▸ Set exercise
All the records that follow need to be reproduced exactly. Omit the images.

— start —

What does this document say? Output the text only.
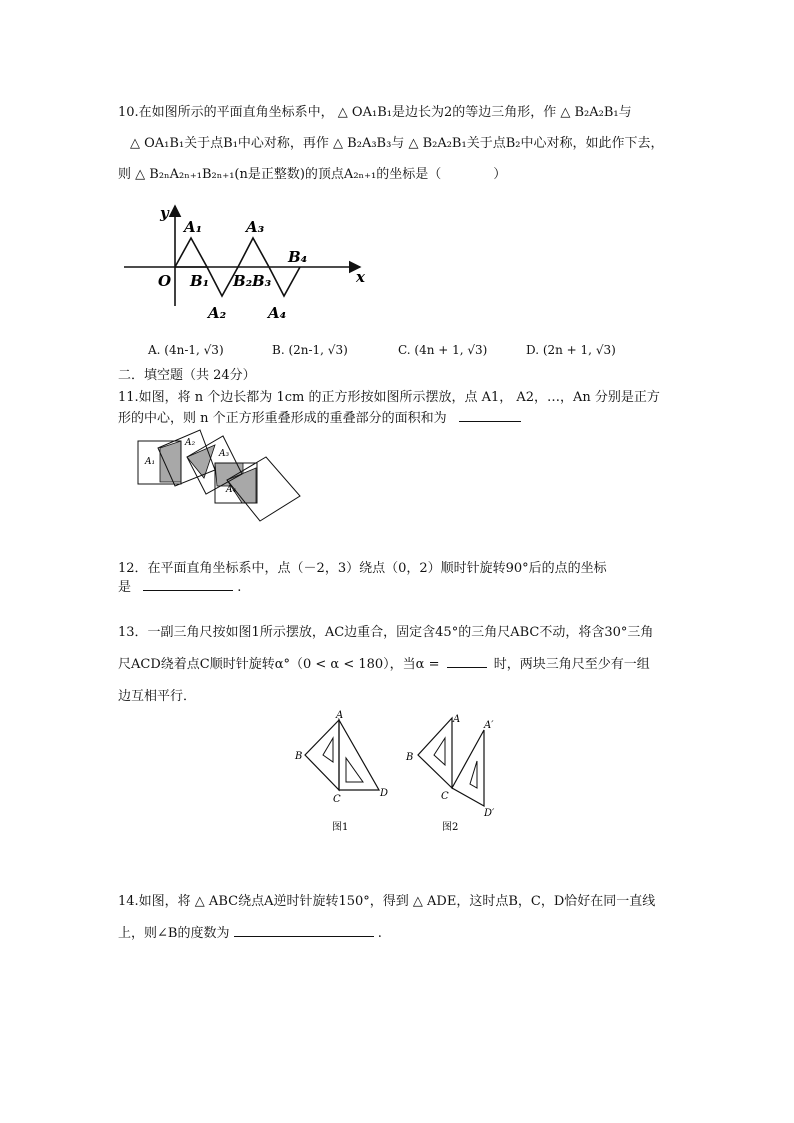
10.在如图所示的平面直角坐标系中， △ OA₁B₁是边长为2的等边三角形，作 △ B₂A₂B₁与
△ OA₁B₁关于点B₁中心对称，再作 △ B₂A₃B₃与 △ B₂A₂B₁关于点B₂中心对称，如此作下去，
则 △ B₂ₙA₂ₙ₊₁B₂ₙ₊₁(n是正整数)的顶点A₂ₙ₊₁的坐标是（　　　　）
y
x
O
A₁	A₃
B₄
B₁ B₂ B₃
A₂	A₄
A. (4n-1, √3)	B. (2n-1, √3)	C. (4n + 1, √3)	D. (2n + 1, √3)
二．填空题（共 24分）
11.如图，将 n 个边长都为 1cm 的正方形按如图所示摆放，点 A1， A2，…，An 分别是正方
形的中心，则 n 个正方形重叠形成的重叠部分的面积和为
A₁
A₂
A₃
A₄
12．在平面直角坐标系中，点（－2，3）绕点（0，2）顺时针旋转90°后的点的坐标
是	.
13．一副三角尺按如图1所示摆放，AC边重合，固定含45°的三角尺ABC不动，将含30°三角
尺ACD绕着点C顺时针旋转α°（0 < α < 180），当α =	时，两块三角尺至少有一组
边互相平行．
A
B
C
D
图1
A
A′
B
C
D′
图2
14.如图，将 △ ABC绕点A逆时针旋转150°，得到 △ ADE，这时点B，C，D恰好在同一直线
上，则∠B的度数为	.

— end —

▸ Response to the task
What does this document say? Output the text only.
10.在如图所示的平面直角坐标系中， △ OA₁B₁是边长为2的等边三角形，作 △ B₂A₂B₁与
△ OA₁B₁关于点B₁中心对称，再作 △ B₂A₃B₃与 △ B₂A₂B₁关于点B₂中心对称，如此作下去，
则 △ B₂ₙA₂ₙ₊₁B₂ₙ₊₁(n是正整数)的顶点A₂ₙ₊₁的坐标是（　　　　）
y
x
O
A₁	A₃
B₄
B₁ B₂ B₃
A₂	A₄
A. (4n-1, √3)	B. (2n-1, √3)	C. (4n + 1, √3)	D. (2n + 1, √3)
二．填空题（共 24分）
11.如图，将 n 个边长都为 1cm 的正方形按如图所示摆放，点 A1， A2，…，An 分别是正方
形的中心，则 n 个正方形重叠形成的重叠部分的面积和为
A₁
A₂
A₃
A₄
12．在平面直角坐标系中，点（－2，3）绕点（0，2）顺时针旋转90°后的点的坐标
是	.
13．一副三角尺按如图1所示摆放，AC边重合，固定含45°的三角尺ABC不动，将含30°三角
尺ACD绕着点C顺时针旋转α°（0 < α < 180），当α =	时，两块三角尺至少有一组
边互相平行．
A
B
C
D
图1
A
A′
B
C
D′
图2
14.如图，将 △ ABC绕点A逆时针旋转150°，得到 △ ADE，这时点B，C，D恰好在同一直线
上，则∠B的度数为	.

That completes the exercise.